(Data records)
____

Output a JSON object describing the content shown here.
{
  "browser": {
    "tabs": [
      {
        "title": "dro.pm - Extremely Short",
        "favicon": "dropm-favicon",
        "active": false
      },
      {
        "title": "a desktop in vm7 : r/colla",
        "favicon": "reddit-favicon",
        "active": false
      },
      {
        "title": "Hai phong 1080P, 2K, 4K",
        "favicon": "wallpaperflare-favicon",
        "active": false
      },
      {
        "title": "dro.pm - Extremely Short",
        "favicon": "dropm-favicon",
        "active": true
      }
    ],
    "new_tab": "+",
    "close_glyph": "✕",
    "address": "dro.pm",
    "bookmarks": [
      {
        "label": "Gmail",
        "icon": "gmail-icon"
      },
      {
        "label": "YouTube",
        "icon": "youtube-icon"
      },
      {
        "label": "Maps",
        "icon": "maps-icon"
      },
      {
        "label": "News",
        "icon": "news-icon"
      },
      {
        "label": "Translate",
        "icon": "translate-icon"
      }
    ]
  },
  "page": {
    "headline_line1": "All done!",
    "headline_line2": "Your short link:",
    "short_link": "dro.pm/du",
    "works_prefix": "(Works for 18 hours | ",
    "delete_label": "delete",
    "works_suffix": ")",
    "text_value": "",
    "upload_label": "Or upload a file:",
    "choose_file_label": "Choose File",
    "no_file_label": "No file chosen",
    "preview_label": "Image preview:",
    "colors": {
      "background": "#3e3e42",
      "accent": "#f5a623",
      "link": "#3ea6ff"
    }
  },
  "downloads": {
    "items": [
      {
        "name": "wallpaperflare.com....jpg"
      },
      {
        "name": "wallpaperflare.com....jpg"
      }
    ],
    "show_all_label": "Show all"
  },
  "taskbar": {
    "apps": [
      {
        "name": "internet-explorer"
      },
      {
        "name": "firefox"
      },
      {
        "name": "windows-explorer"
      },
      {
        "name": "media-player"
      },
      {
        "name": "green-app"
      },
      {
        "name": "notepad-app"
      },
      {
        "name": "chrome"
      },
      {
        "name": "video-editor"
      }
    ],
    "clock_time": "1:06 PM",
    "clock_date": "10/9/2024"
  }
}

____

§ Stated exercise
Copy down the whole of the data above, matching it exactly.

§ Complete answer
Output a JSON object describing the content shown here.
{
  "browser": {
    "tabs": [
      {
        "title": "dro.pm - Extremely Short",
        "favicon": "dropm-favicon",
        "active": false
      },
      {
        "title": "a desktop in vm7 : r/colla",
        "favicon": "reddit-favicon",
        "active": false
      },
      {
        "title": "Hai phong 1080P, 2K, 4K",
        "favicon": "wallpaperflare-favicon",
        "active": false
      },
      {
        "title": "dro.pm - Extremely Short",
        "favicon": "dropm-favicon",
        "active": true
      }
    ],
    "new_tab": "+",
    "close_glyph": "✕",
    "address": "dro.pm",
    "bookmarks": [
      {
        "label": "Gmail",
        "icon": "gmail-icon"
      },
      {
        "label": "YouTube",
        "icon": "youtube-icon"
      },
      {
        "label": "Maps",
        "icon": "maps-icon"
      },
      {
        "label": "News",
        "icon": "news-icon"
      },
      {
        "label": "Translate",
        "icon": "translate-icon"
      }
    ]
  },
  "page": {
    "headline_line1": "All done!",
    "headline_line2": "Your short link:",
    "short_link": "dro.pm/du",
    "works_prefix": "(Works for 18 hours | ",
    "delete_label": "delete",
    "works_suffix": ")",
    "text_value": "",
    "upload_label": "Or upload a file:",
    "choose_file_label": "Choose File",
    "no_file_label": "No file chosen",
    "preview_label": "Image preview:",
    "colors": {
      "background": "#3e3e42",
      "accent": "#f5a623",
      "link": "#3ea6ff"
    }
  },
  "downloads": {
    "items": [
      {
        "name": "wallpaperflare.com....jpg"
      },
      {
        "name": "wallpaperflare.com....jpg"
      }
    ],
    "show_all_label": "Show all"
  },
  "taskbar": {
    "apps": [
      {
        "name": "internet-explorer"
      },
      {
        "name": "firefox"
      },
      {
        "name": "windows-explorer"
      },
      {
        "name": "media-player"
      },
      {
        "name": "green-app"
      },
      {
        "name": "notepad-app"
      },
      {
        "name": "chrome"
      },
      {
        "name": "video-editor"
      }
    ],
    "clock_time": "1:06 PM",
    "clock_date": "10/9/2024"
  }
}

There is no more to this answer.